━━━━━ Task inputs ━━━━━
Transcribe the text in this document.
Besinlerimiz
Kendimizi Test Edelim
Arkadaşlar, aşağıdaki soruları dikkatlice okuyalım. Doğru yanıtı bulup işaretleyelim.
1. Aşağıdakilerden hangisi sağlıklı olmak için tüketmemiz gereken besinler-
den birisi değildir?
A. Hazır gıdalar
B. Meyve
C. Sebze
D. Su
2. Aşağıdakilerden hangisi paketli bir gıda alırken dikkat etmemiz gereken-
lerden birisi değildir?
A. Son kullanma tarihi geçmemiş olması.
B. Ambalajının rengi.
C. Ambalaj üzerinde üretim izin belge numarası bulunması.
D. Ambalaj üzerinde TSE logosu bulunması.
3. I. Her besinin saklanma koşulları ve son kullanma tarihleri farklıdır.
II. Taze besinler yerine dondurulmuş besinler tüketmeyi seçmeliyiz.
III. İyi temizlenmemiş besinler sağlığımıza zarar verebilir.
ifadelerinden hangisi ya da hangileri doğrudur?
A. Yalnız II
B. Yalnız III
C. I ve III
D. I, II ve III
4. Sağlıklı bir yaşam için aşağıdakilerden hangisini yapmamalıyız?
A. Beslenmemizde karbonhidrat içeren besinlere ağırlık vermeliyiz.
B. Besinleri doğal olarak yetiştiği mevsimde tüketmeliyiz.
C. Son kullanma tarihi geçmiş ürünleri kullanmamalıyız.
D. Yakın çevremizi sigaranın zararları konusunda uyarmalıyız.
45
━━━━━
━━━━━ Task inputs ━━━━━
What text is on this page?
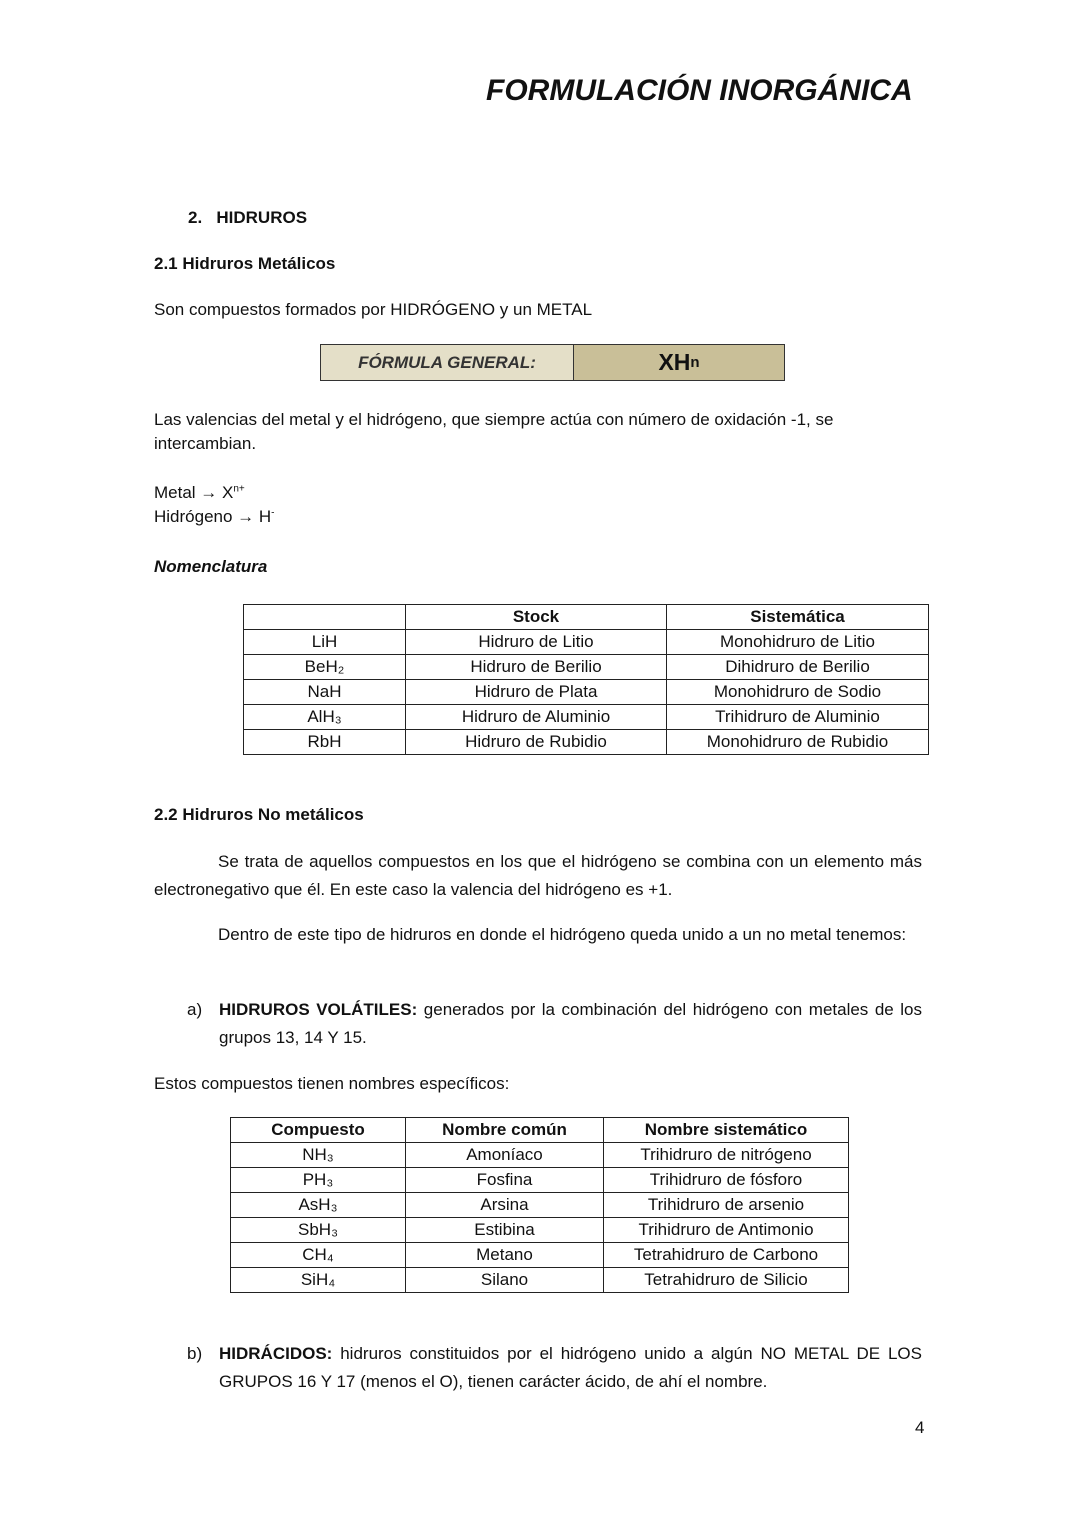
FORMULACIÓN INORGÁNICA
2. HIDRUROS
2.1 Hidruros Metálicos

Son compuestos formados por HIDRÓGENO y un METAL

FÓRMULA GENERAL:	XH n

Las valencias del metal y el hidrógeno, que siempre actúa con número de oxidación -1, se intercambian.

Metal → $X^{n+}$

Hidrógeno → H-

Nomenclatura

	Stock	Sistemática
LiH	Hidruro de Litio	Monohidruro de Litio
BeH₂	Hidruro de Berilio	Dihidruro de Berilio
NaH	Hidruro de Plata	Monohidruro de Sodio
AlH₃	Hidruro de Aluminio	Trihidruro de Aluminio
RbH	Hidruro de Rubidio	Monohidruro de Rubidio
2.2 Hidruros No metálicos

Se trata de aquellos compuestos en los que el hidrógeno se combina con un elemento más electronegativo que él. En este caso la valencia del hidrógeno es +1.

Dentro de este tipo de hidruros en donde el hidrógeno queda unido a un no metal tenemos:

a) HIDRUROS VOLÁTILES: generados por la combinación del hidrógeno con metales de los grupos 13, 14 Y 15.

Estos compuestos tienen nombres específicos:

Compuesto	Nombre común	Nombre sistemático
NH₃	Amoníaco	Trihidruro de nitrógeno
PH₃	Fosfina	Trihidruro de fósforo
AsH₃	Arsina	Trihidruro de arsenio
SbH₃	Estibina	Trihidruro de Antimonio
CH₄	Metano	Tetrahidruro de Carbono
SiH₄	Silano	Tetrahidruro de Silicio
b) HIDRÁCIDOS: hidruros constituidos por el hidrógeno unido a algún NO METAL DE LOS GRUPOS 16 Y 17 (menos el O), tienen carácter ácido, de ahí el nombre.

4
━━━━━
Given task:
Collect every line above that contains the word "compuestos".

Answer:
Son compuestos formados por HIDRÓGENO y un METAL
Se trata de aquellos compuestos en los que el hidrógeno se combina con un elemento más electronegativo que él. En este caso la valencia del hidrógeno es +1.
Estos compuestos tienen nombres específicos:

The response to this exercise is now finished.